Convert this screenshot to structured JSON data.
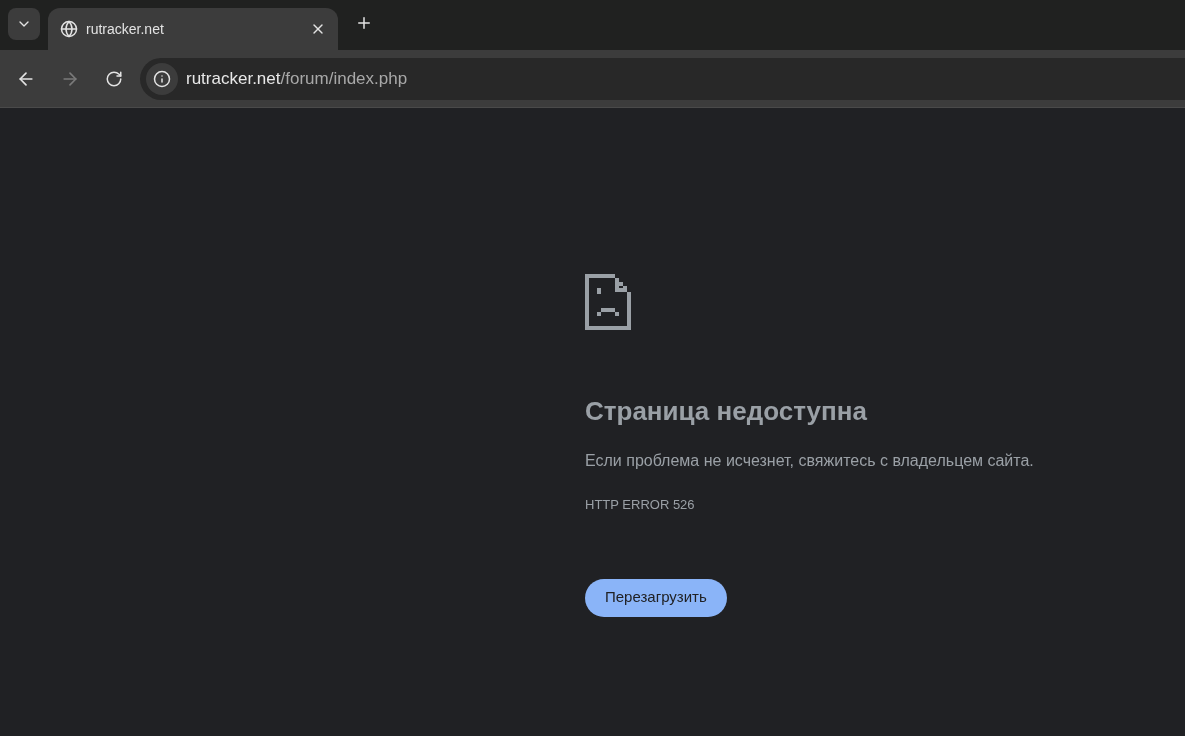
{
  "tabs": [
    {
      "title": "rutracker.net",
      "selected": true
    }
  ],
  "address_bar": {
    "host": "rutracker.net",
    "path": "/forum/index.php"
  },
  "error_page": {
    "heading": "Страница недоступна",
    "message": "Если проблема не исчезнет, свяжитесь с владельцем сайта.",
    "error_code": "HTTP ERROR 526",
    "reload_button": "Перезагрузить"
  }
}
━━━
_EXERCISE REQUIREMENTS_: Repeat the listing verbatim. Skip the pictures.

_TASK OUTPUT_:
Convert this screenshot to structured JSON data.
{
  "tabs": [
    {
      "title": "rutracker.net",
      "selected": true
    }
  ],
  "address_bar": {
    "host": "rutracker.net",
    "path": "/forum/index.php"
  },
  "error_page": {
    "heading": "Страница недоступна",
    "message": "Если проблема не исчезнет, свяжитесь с владельцем сайта.",
    "error_code": "HTTP ERROR 526",
    "reload_button": "Перезагрузить"
  }
}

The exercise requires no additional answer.